>> begin DATA FOR THE TASK

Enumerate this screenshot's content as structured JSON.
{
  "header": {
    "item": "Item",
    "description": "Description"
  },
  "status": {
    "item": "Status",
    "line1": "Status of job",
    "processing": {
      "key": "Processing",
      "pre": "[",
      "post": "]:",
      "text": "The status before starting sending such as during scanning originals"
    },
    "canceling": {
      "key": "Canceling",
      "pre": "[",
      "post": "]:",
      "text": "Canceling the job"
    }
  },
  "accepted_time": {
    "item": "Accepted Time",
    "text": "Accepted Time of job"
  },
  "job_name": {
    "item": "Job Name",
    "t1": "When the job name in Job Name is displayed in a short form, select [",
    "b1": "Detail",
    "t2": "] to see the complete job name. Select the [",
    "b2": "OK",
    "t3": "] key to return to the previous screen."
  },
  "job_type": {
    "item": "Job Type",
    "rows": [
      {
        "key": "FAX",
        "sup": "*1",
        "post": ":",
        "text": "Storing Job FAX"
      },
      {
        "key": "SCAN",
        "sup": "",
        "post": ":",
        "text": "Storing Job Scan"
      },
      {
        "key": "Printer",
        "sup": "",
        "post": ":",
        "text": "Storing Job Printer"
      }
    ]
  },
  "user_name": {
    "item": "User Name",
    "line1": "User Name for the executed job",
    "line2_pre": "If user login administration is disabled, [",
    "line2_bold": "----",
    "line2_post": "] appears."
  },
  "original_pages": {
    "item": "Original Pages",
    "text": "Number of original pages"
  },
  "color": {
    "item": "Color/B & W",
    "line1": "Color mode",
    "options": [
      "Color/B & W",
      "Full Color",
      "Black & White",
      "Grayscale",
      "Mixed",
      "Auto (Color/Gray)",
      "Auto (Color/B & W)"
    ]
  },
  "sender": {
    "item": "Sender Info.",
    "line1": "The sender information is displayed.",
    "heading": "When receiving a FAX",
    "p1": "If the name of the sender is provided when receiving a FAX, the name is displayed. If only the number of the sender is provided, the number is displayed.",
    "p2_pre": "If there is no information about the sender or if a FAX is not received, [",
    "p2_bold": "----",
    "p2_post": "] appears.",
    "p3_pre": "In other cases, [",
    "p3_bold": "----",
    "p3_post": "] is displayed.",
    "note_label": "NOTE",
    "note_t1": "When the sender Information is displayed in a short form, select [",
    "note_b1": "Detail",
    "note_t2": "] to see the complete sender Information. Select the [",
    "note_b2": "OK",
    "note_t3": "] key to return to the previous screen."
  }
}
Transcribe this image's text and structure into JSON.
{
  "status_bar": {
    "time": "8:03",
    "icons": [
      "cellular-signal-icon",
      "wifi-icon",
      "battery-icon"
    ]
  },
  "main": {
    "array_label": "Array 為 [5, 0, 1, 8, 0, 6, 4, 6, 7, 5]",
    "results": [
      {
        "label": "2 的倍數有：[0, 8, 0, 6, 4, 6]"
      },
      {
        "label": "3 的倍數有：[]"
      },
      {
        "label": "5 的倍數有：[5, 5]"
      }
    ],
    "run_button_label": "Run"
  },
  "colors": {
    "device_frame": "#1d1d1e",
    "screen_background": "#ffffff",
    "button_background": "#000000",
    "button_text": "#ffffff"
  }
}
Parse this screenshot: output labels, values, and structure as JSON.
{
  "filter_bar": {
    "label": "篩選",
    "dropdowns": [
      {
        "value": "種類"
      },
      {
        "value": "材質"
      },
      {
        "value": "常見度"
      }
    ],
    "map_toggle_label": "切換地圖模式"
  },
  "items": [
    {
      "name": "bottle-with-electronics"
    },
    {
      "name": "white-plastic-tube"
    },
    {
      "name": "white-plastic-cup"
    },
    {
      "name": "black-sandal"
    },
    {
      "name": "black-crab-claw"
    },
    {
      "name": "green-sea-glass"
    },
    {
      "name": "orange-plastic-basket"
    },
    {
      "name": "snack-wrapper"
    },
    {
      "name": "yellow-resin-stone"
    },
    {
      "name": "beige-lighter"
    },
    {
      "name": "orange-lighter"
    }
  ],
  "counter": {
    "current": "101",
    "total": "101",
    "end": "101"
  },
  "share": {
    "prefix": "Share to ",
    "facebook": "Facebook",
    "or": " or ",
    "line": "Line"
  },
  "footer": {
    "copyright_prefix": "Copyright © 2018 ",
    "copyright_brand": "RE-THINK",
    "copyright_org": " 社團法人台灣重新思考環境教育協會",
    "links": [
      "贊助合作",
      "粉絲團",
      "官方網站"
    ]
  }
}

>> end DATA FOR THE TASK

### TASK REQUIREMENTS
Tell how many lines above contain the word "JSON". Give the number alone.

### WRITTEN ANSWER
3